[BEGIN Dataset extract]
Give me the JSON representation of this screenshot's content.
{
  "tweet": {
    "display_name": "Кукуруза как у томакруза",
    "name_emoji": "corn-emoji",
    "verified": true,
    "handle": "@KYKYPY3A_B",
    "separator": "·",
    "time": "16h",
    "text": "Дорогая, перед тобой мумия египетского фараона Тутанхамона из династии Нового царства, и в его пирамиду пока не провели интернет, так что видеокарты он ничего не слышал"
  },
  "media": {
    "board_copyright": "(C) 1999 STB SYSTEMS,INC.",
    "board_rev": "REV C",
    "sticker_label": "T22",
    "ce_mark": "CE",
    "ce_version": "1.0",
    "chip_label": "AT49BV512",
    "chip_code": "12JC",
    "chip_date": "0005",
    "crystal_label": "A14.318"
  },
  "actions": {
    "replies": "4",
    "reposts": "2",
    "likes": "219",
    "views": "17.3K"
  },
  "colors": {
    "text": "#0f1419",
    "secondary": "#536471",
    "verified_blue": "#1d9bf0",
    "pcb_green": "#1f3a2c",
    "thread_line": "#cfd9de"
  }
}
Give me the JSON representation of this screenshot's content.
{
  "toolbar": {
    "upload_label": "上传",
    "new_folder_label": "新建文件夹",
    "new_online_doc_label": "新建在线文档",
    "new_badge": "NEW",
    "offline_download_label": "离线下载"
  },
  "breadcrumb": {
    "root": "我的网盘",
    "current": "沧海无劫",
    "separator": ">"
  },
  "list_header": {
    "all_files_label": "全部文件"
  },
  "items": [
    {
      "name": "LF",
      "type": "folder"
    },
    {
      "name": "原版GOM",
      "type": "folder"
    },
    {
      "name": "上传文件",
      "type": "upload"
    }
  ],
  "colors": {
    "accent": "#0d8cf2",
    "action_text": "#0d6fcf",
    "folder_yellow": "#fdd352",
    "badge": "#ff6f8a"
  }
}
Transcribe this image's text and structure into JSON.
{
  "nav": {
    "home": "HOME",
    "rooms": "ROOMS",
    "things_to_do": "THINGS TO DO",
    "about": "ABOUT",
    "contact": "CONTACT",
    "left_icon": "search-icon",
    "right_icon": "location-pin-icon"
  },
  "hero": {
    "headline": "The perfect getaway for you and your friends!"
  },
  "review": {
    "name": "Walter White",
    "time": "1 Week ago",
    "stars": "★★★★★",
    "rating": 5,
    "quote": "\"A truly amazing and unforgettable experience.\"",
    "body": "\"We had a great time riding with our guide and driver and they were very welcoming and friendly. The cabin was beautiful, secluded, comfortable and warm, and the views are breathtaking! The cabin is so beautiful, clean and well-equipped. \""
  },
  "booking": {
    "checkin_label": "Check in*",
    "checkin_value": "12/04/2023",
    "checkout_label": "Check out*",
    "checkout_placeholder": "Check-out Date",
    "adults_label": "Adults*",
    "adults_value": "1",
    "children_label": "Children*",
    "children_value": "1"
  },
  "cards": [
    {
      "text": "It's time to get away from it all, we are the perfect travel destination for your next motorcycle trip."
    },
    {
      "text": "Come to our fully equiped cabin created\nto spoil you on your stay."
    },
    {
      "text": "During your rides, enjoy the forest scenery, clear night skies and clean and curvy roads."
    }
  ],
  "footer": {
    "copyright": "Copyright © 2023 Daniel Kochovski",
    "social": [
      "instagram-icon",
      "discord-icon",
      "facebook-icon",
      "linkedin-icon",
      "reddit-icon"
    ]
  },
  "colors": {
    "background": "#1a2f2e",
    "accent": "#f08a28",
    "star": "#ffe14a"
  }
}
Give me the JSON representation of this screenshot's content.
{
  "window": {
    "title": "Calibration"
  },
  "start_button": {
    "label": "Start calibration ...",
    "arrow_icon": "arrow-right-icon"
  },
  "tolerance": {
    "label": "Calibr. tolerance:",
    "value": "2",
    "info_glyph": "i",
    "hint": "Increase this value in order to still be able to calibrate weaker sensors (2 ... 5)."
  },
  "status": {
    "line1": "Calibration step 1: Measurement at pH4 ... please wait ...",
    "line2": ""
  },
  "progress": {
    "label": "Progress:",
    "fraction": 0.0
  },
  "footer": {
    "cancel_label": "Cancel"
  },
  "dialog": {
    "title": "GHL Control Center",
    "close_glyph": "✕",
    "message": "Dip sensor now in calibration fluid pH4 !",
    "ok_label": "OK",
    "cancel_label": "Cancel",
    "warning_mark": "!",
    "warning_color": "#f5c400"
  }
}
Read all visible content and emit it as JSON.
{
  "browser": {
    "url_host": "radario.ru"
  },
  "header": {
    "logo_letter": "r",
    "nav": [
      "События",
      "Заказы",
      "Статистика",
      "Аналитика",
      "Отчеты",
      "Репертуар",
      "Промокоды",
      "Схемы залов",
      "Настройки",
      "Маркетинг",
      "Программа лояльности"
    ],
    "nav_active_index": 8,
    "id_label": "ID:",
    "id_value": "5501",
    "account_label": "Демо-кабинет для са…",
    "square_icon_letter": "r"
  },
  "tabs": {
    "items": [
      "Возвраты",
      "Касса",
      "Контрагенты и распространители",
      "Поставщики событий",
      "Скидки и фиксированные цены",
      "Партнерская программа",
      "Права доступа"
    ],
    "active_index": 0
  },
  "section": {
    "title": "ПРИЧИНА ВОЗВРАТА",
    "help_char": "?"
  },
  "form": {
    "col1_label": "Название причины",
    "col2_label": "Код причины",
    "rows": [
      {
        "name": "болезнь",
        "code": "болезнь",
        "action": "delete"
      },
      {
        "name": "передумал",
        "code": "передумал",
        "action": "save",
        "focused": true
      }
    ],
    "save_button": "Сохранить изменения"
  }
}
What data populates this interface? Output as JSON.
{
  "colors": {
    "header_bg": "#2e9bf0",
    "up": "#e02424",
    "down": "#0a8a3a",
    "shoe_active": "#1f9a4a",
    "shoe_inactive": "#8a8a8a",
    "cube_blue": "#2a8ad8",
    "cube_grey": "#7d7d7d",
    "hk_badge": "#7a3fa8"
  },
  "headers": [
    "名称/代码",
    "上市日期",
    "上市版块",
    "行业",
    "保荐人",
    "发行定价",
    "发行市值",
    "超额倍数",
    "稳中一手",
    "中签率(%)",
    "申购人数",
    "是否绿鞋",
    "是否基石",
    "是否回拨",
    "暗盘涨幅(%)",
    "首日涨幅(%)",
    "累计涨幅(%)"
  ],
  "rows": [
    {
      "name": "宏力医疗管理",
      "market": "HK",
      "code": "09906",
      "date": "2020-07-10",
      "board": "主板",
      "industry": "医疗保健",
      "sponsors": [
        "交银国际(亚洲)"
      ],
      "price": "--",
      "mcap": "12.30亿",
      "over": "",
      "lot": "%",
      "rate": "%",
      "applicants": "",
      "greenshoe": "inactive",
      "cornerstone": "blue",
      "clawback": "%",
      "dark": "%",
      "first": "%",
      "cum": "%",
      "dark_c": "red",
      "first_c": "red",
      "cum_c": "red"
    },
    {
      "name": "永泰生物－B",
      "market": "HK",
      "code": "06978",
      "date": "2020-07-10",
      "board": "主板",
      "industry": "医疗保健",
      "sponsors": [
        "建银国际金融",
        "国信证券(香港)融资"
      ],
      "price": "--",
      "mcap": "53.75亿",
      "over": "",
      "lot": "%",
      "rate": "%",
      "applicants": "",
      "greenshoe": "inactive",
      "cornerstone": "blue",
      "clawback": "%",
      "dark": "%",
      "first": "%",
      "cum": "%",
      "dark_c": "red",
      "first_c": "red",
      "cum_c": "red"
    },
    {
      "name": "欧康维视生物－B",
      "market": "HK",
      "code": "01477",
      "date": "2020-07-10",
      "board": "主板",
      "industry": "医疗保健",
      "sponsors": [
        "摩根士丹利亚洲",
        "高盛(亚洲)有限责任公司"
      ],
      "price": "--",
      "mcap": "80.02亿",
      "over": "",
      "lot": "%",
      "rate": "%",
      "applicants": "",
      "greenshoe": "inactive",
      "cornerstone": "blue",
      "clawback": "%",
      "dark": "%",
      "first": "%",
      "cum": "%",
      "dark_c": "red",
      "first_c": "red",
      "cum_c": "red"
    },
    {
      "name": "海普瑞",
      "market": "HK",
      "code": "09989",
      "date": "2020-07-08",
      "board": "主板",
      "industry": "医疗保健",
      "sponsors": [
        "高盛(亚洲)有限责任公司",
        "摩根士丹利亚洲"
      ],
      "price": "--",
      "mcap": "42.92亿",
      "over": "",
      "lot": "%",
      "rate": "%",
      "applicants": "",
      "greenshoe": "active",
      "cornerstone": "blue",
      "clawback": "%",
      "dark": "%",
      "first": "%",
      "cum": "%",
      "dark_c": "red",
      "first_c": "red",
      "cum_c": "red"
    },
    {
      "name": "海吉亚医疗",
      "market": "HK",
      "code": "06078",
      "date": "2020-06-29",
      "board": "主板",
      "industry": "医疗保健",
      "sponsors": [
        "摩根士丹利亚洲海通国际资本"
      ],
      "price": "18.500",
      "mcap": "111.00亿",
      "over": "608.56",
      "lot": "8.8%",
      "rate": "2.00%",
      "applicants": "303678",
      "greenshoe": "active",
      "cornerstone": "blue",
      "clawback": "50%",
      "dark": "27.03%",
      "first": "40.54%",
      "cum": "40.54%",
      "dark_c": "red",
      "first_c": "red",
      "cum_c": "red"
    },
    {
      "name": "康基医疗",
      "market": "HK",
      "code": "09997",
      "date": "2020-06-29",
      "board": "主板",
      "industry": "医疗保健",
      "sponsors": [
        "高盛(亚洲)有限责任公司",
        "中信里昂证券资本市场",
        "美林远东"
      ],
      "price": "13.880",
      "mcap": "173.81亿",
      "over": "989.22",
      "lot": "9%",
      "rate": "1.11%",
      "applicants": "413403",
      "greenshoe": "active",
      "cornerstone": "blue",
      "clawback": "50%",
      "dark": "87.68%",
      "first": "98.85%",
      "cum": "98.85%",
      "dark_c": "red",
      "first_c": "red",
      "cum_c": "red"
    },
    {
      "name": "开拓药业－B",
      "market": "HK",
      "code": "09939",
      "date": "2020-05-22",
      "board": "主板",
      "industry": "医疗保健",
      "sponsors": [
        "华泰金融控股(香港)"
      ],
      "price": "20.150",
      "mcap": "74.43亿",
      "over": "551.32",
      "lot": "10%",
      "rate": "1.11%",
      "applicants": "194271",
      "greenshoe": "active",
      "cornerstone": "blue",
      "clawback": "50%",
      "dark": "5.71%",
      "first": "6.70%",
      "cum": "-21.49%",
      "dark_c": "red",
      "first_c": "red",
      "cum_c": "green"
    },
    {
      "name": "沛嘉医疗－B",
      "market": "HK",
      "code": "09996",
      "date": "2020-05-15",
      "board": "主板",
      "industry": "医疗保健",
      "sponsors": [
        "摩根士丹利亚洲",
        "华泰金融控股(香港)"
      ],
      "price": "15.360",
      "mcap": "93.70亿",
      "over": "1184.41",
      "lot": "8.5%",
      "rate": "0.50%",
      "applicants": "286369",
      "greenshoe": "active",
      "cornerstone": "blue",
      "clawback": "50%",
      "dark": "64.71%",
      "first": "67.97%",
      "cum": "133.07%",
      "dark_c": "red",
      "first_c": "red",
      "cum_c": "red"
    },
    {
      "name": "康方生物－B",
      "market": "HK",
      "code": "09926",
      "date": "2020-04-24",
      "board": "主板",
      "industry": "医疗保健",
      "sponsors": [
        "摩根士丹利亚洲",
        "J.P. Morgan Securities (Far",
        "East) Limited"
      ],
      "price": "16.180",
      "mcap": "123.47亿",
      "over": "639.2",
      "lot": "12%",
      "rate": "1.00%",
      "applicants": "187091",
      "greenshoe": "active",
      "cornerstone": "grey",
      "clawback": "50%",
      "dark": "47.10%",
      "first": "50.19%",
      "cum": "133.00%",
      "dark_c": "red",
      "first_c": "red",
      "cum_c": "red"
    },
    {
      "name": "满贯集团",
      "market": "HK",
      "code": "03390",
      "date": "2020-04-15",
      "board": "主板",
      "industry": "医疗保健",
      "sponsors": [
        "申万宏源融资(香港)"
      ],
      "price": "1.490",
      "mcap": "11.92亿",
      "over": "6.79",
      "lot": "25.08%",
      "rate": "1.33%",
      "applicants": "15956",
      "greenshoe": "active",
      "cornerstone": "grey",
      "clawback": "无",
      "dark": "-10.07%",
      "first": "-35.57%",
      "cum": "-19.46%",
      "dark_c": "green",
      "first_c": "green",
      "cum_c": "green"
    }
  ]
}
[END Dataset extract]
◆ **Task instructions**
Pick out each line above that includes "mcap" and show it.

◆ **Worked solution**
      "mcap": "12.30亿",
      "mcap": "53.75亿",
      "mcap": "80.02亿",
      "mcap": "42.92亿",
      "mcap": "111.00亿",
      "mcap": "173.81亿",
      "mcap": "74.43亿",
      "mcap": "93.70亿",
      "mcap": "123.47亿",
      "mcap": "11.92亿",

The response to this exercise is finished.